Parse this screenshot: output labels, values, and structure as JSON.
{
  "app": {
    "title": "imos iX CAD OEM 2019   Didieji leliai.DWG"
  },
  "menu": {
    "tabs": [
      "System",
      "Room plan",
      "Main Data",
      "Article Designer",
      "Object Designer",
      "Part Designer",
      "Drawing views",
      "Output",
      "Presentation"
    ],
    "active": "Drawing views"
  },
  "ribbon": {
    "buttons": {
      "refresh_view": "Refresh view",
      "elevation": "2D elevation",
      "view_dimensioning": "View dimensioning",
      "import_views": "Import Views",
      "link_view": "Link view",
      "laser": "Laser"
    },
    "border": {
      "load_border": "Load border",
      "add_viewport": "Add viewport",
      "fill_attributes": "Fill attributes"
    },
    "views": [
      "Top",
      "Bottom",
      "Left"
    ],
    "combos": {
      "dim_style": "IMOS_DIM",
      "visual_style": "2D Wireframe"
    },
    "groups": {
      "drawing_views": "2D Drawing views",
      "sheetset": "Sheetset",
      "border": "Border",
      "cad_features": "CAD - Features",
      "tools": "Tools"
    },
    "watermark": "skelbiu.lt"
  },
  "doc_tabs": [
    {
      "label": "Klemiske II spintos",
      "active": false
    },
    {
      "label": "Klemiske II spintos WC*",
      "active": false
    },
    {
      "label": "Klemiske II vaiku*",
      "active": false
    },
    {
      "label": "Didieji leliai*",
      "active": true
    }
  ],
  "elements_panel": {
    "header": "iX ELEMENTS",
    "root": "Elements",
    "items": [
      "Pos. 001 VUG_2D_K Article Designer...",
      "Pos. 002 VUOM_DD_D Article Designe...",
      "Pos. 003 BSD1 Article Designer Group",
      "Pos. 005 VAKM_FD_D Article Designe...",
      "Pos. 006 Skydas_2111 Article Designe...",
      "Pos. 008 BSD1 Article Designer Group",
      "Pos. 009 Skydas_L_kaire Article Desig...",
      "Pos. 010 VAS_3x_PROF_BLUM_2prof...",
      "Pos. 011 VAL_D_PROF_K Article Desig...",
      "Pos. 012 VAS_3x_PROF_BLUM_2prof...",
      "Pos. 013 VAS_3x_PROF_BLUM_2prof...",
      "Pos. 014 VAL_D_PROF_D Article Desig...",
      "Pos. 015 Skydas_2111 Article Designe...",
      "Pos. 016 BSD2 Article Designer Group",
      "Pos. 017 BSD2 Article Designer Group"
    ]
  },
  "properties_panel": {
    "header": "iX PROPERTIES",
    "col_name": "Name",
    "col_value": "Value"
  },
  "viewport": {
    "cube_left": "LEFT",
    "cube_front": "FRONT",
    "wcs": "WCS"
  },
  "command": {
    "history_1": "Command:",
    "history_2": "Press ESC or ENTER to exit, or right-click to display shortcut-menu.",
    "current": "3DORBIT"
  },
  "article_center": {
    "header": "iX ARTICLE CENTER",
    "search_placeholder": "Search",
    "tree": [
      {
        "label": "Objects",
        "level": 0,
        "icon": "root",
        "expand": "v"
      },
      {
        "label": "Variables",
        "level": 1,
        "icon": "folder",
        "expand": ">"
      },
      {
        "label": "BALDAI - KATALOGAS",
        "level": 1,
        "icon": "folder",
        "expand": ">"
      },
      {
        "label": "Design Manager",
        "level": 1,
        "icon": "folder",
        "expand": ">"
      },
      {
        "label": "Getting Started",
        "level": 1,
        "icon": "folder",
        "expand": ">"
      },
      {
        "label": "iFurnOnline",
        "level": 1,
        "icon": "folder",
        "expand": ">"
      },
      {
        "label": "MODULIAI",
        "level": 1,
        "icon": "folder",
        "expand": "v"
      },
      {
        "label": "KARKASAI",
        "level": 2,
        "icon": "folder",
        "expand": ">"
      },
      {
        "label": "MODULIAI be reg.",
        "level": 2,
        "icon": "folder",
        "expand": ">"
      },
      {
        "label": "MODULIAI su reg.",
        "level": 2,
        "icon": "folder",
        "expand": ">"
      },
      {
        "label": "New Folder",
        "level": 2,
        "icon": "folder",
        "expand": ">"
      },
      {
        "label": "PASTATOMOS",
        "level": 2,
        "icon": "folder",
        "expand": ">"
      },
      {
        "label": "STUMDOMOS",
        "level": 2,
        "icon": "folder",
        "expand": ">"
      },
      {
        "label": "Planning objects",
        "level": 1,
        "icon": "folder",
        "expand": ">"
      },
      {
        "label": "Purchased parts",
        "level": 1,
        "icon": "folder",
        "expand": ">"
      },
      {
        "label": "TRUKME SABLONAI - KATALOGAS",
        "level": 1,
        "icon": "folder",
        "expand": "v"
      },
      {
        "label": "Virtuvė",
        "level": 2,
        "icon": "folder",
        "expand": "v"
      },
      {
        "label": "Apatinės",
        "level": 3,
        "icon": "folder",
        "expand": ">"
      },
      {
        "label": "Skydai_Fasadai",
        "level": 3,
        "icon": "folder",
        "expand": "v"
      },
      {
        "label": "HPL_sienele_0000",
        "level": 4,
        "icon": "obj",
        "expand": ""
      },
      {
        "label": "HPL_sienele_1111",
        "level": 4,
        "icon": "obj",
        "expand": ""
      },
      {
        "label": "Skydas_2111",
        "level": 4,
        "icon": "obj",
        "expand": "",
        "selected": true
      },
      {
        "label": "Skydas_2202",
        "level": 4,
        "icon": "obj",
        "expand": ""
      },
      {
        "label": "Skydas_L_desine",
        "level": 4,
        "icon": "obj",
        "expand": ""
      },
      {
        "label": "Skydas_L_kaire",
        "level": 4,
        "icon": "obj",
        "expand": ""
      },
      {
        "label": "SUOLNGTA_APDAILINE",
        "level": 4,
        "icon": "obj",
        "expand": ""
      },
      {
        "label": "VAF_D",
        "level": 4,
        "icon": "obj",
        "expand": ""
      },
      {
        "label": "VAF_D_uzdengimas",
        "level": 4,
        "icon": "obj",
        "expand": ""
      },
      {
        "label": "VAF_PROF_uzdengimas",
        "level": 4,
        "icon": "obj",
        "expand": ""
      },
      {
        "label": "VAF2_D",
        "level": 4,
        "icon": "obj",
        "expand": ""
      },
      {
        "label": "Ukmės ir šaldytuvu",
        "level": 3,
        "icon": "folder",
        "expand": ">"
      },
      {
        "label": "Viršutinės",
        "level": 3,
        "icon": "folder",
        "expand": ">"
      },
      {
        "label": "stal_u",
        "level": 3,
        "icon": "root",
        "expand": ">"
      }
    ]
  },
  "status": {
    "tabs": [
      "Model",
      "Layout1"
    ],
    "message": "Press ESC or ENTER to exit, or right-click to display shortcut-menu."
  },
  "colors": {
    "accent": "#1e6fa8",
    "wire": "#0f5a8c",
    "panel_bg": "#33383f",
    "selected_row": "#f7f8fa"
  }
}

___

Written instruction. Using the data above, print every record exactly as shown.

Task output.
Parse this screenshot: output labels, values, and structure as JSON.
{
  "app": {
    "title": "imos iX CAD OEM 2019   Didieji leliai.DWG"
  },
  "menu": {
    "tabs": [
      "System",
      "Room plan",
      "Main Data",
      "Article Designer",
      "Object Designer",
      "Part Designer",
      "Drawing views",
      "Output",
      "Presentation"
    ],
    "active": "Drawing views"
  },
  "ribbon": {
    "buttons": {
      "refresh_view": "Refresh view",
      "elevation": "2D elevation",
      "view_dimensioning": "View dimensioning",
      "import_views": "Import Views",
      "link_view": "Link view",
      "laser": "Laser"
    },
    "border": {
      "load_border": "Load border",
      "add_viewport": "Add viewport",
      "fill_attributes": "Fill attributes"
    },
    "views": [
      "Top",
      "Bottom",
      "Left"
    ],
    "combos": {
      "dim_style": "IMOS_DIM",
      "visual_style": "2D Wireframe"
    },
    "groups": {
      "drawing_views": "2D Drawing views",
      "sheetset": "Sheetset",
      "border": "Border",
      "cad_features": "CAD - Features",
      "tools": "Tools"
    },
    "watermark": "skelbiu.lt"
  },
  "doc_tabs": [
    {
      "label": "Klemiske II spintos",
      "active": false
    },
    {
      "label": "Klemiske II spintos WC*",
      "active": false
    },
    {
      "label": "Klemiske II vaiku*",
      "active": false
    },
    {
      "label": "Didieji leliai*",
      "active": true
    }
  ],
  "elements_panel": {
    "header": "iX ELEMENTS",
    "root": "Elements",
    "items": [
      "Pos. 001 VUG_2D_K Article Designer...",
      "Pos. 002 VUOM_DD_D Article Designe...",
      "Pos. 003 BSD1 Article Designer Group",
      "Pos. 005 VAKM_FD_D Article Designe...",
      "Pos. 006 Skydas_2111 Article Designe...",
      "Pos. 008 BSD1 Article Designer Group",
      "Pos. 009 Skydas_L_kaire Article Desig...",
      "Pos. 010 VAS_3x_PROF_BLUM_2prof...",
      "Pos. 011 VAL_D_PROF_K Article Desig...",
      "Pos. 012 VAS_3x_PROF_BLUM_2prof...",
      "Pos. 013 VAS_3x_PROF_BLUM_2prof...",
      "Pos. 014 VAL_D_PROF_D Article Desig...",
      "Pos. 015 Skydas_2111 Article Designe...",
      "Pos. 016 BSD2 Article Designer Group",
      "Pos. 017 BSD2 Article Designer Group"
    ]
  },
  "properties_panel": {
    "header": "iX PROPERTIES",
    "col_name": "Name",
    "col_value": "Value"
  },
  "viewport": {
    "cube_left": "LEFT",
    "cube_front": "FRONT",
    "wcs": "WCS"
  },
  "command": {
    "history_1": "Command:",
    "history_2": "Press ESC or ENTER to exit, or right-click to display shortcut-menu.",
    "current": "3DORBIT"
  },
  "article_center": {
    "header": "iX ARTICLE CENTER",
    "search_placeholder": "Search",
    "tree": [
      {
        "label": "Objects",
        "level": 0,
        "icon": "root",
        "expand": "v"
      },
      {
        "label": "Variables",
        "level": 1,
        "icon": "folder",
        "expand": ">"
      },
      {
        "label": "BALDAI - KATALOGAS",
        "level": 1,
        "icon": "folder",
        "expand": ">"
      },
      {
        "label": "Design Manager",
        "level": 1,
        "icon": "folder",
        "expand": ">"
      },
      {
        "label": "Getting Started",
        "level": 1,
        "icon": "folder",
        "expand": ">"
      },
      {
        "label": "iFurnOnline",
        "level": 1,
        "icon": "folder",
        "expand": ">"
      },
      {
        "label": "MODULIAI",
        "level": 1,
        "icon": "folder",
        "expand": "v"
      },
      {
        "label": "KARKASAI",
        "level": 2,
        "icon": "folder",
        "expand": ">"
      },
      {
        "label": "MODULIAI be reg.",
        "level": 2,
        "icon": "folder",
        "expand": ">"
      },
      {
        "label": "MODULIAI su reg.",
        "level": 2,
        "icon": "folder",
        "expand": ">"
      },
      {
        "label": "New Folder",
        "level": 2,
        "icon": "folder",
        "expand": ">"
      },
      {
        "label": "PASTATOMOS",
        "level": 2,
        "icon": "folder",
        "expand": ">"
      },
      {
        "label": "STUMDOMOS",
        "level": 2,
        "icon": "folder",
        "expand": ">"
      },
      {
        "label": "Planning objects",
        "level": 1,
        "icon": "folder",
        "expand": ">"
      },
      {
        "label": "Purchased parts",
        "level": 1,
        "icon": "folder",
        "expand": ">"
      },
      {
        "label": "TRUKME SABLONAI - KATALOGAS",
        "level": 1,
        "icon": "folder",
        "expand": "v"
      },
      {
        "label": "Virtuvė",
        "level": 2,
        "icon": "folder",
        "expand": "v"
      },
      {
        "label": "Apatinės",
        "level": 3,
        "icon": "folder",
        "expand": ">"
      },
      {
        "label": "Skydai_Fasadai",
        "level": 3,
        "icon": "folder",
        "expand": "v"
      },
      {
        "label": "HPL_sienele_0000",
        "level": 4,
        "icon": "obj",
        "expand": ""
      },
      {
        "label": "HPL_sienele_1111",
        "level": 4,
        "icon": "obj",
        "expand": ""
      },
      {
        "label": "Skydas_2111",
        "level": 4,
        "icon": "obj",
        "expand": "",
        "selected": true
      },
      {
        "label": "Skydas_2202",
        "level": 4,
        "icon": "obj",
        "expand": ""
      },
      {
        "label": "Skydas_L_desine",
        "level": 4,
        "icon": "obj",
        "expand": ""
      },
      {
        "label": "Skydas_L_kaire",
        "level": 4,
        "icon": "obj",
        "expand": ""
      },
      {
        "label": "SUOLNGTA_APDAILINE",
        "level": 4,
        "icon": "obj",
        "expand": ""
      },
      {
        "label": "VAF_D",
        "level": 4,
        "icon": "obj",
        "expand": ""
      },
      {
        "label": "VAF_D_uzdengimas",
        "level": 4,
        "icon": "obj",
        "expand": ""
      },
      {
        "label": "VAF_PROF_uzdengimas",
        "level": 4,
        "icon": "obj",
        "expand": ""
      },
      {
        "label": "VAF2_D",
        "level": 4,
        "icon": "obj",
        "expand": ""
      },
      {
        "label": "Ukmės ir šaldytuvu",
        "level": 3,
        "icon": "folder",
        "expand": ">"
      },
      {
        "label": "Viršutinės",
        "level": 3,
        "icon": "folder",
        "expand": ">"
      },
      {
        "label": "stal_u",
        "level": 3,
        "icon": "root",
        "expand": ">"
      }
    ]
  },
  "status": {
    "tabs": [
      "Model",
      "Layout1"
    ],
    "message": "Press ESC or ENTER to exit, or right-click to display shortcut-menu."
  },
  "colors": {
    "accent": "#1e6fa8",
    "wire": "#0f5a8c",
    "panel_bg": "#33383f",
    "selected_row": "#f7f8fa"
  }
}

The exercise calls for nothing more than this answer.